(Data records)
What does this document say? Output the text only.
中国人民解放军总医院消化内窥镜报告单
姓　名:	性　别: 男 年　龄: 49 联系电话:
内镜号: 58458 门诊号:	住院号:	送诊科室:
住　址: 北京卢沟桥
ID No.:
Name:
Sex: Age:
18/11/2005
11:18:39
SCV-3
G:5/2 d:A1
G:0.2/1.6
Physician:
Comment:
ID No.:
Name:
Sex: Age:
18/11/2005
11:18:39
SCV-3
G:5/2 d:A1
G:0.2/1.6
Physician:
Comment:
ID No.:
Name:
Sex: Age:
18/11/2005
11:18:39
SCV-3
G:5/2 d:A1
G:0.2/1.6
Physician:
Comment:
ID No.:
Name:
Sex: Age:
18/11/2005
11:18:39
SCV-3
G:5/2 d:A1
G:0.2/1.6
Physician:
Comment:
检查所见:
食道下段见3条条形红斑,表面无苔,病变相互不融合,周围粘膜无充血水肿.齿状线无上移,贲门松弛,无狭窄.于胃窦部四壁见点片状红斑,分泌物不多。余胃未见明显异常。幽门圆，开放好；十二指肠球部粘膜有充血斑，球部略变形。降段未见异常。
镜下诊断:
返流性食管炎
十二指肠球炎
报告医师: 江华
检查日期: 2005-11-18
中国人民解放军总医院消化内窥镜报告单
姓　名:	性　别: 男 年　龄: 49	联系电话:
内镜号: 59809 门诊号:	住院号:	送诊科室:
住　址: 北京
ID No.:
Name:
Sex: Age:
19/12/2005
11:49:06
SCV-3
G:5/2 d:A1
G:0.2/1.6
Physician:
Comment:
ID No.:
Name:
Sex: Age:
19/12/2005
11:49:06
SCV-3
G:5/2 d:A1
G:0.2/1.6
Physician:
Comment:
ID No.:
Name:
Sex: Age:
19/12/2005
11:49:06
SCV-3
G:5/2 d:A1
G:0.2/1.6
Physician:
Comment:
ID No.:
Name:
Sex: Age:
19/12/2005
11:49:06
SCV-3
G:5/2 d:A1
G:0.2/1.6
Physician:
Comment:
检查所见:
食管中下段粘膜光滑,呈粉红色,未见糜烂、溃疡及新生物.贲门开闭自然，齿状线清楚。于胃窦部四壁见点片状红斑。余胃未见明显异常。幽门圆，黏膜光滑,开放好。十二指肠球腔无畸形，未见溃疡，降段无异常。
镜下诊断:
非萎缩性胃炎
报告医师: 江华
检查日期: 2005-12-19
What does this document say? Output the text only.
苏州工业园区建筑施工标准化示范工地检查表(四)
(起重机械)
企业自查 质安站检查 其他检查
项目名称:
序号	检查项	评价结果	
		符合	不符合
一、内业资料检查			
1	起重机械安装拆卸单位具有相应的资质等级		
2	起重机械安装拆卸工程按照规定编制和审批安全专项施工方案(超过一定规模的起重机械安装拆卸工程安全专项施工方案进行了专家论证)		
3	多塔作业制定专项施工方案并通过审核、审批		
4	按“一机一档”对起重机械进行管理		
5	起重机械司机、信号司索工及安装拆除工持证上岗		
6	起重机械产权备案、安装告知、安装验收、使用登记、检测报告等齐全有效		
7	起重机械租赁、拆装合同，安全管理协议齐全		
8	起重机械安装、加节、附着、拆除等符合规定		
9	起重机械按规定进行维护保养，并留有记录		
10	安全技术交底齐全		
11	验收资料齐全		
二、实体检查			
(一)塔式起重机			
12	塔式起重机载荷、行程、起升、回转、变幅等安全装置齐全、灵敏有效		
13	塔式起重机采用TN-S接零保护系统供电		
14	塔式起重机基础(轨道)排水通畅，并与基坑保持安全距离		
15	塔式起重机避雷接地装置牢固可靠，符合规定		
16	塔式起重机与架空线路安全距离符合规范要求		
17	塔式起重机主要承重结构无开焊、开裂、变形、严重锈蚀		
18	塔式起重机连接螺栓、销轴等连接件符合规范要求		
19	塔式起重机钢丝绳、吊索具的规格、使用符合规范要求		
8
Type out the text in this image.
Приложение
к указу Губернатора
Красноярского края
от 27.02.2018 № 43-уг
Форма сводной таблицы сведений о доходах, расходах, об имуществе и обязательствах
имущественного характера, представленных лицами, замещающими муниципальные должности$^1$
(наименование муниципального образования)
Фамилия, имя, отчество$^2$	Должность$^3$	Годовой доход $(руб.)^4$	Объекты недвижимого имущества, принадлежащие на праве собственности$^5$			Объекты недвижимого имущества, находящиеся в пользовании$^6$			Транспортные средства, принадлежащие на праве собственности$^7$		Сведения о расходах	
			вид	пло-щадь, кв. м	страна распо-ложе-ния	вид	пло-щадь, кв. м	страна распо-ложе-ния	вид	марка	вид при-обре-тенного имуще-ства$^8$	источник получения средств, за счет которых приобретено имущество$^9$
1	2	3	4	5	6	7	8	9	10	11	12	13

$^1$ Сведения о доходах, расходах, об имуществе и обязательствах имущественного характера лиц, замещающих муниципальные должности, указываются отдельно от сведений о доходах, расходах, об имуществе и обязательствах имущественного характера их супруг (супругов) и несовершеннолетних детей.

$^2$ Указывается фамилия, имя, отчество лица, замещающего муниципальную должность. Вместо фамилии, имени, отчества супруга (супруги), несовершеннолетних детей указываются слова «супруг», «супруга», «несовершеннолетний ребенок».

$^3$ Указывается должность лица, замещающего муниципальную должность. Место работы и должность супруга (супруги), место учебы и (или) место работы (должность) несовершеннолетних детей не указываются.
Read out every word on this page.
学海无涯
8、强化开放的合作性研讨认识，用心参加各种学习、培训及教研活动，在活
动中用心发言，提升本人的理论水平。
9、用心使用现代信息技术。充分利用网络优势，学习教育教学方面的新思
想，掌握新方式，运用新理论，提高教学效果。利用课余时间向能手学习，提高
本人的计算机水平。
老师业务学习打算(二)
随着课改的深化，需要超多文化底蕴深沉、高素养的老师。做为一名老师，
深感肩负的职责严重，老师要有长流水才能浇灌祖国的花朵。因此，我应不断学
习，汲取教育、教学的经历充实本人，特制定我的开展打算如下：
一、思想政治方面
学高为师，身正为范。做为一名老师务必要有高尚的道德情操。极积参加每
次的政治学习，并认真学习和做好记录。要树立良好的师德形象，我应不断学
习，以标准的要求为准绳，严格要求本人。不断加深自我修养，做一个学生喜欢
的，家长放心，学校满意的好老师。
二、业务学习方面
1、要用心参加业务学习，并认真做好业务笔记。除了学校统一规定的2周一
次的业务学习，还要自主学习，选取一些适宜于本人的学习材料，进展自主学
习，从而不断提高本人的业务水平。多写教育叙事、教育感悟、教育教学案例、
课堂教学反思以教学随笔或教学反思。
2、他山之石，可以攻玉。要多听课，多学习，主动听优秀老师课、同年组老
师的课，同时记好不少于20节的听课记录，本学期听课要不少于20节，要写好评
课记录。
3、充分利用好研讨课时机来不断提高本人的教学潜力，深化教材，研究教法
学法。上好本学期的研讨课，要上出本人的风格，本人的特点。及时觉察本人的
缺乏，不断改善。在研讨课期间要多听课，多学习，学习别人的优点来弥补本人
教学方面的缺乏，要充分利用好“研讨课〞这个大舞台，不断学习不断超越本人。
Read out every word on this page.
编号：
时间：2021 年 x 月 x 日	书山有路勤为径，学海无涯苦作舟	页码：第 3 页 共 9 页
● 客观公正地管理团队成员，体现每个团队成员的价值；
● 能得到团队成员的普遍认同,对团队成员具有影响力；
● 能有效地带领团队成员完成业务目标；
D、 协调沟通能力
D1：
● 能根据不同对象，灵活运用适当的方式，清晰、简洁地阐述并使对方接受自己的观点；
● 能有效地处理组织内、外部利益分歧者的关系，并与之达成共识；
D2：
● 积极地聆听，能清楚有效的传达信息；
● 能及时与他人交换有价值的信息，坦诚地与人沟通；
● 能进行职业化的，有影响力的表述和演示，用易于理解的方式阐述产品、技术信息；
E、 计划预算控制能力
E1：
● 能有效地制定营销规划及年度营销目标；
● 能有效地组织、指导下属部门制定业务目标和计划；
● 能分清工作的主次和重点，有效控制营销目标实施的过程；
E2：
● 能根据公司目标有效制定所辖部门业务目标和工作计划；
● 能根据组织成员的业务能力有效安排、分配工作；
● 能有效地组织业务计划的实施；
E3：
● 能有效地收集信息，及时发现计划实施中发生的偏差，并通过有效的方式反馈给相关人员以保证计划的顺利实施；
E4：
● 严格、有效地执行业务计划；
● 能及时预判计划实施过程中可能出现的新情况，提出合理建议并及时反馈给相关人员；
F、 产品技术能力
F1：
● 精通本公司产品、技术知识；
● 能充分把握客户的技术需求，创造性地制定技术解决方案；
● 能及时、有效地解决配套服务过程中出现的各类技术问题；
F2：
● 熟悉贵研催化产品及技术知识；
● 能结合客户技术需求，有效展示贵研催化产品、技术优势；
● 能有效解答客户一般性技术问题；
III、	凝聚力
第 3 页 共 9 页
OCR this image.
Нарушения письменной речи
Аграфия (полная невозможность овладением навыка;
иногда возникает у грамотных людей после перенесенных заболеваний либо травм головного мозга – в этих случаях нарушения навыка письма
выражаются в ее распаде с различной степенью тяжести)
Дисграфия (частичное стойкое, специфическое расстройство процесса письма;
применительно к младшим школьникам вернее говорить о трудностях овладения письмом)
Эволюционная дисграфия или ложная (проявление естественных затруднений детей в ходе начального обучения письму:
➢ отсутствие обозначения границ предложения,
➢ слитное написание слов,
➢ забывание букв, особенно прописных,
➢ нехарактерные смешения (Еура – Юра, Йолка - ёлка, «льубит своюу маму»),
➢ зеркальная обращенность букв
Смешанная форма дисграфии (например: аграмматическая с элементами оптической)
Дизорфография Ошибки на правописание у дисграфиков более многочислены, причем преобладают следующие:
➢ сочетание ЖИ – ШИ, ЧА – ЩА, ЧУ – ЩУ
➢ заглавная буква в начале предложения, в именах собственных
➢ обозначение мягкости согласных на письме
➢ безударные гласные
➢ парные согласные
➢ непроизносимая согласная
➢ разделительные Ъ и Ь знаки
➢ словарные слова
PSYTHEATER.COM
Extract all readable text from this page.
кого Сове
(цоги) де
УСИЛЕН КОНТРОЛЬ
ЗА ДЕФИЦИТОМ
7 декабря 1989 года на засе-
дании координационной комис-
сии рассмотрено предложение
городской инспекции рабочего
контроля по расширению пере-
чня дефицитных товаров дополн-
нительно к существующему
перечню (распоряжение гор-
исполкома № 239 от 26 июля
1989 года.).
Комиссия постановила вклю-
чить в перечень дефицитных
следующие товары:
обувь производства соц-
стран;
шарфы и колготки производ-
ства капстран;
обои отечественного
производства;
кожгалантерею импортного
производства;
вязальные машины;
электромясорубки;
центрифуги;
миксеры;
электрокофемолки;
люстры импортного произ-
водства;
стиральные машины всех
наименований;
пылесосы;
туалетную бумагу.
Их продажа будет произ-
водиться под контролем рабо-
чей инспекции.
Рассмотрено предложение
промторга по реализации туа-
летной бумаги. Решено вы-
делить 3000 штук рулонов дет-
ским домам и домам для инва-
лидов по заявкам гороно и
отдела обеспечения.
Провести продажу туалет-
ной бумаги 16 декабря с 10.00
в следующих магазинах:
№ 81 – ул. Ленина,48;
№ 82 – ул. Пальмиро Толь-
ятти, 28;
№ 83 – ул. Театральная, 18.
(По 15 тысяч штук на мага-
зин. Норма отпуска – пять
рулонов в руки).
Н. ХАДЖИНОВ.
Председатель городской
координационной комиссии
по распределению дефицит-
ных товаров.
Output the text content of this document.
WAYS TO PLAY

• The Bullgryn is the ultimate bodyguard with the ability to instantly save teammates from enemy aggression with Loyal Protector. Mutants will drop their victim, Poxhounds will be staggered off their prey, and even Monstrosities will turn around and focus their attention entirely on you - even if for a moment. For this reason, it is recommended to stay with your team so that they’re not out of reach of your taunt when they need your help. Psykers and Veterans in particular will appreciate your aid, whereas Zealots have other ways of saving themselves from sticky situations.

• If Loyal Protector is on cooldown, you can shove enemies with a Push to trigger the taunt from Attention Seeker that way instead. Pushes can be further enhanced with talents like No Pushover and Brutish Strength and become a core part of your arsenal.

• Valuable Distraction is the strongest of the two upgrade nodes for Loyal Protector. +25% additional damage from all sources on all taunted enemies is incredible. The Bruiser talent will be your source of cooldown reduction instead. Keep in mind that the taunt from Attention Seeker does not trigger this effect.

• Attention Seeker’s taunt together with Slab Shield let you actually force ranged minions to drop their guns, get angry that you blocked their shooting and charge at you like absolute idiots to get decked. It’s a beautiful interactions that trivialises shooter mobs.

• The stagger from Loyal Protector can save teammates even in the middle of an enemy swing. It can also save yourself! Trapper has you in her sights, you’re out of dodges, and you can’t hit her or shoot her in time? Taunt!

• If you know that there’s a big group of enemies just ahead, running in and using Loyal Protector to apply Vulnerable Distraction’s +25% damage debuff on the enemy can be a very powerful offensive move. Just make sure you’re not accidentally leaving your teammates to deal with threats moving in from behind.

=== AIM OF THE EXERCISE ===
How many lines of the records contain the string "送诊科室"? Respond with the number alone.

=== EXPECTED ANSWER ===
2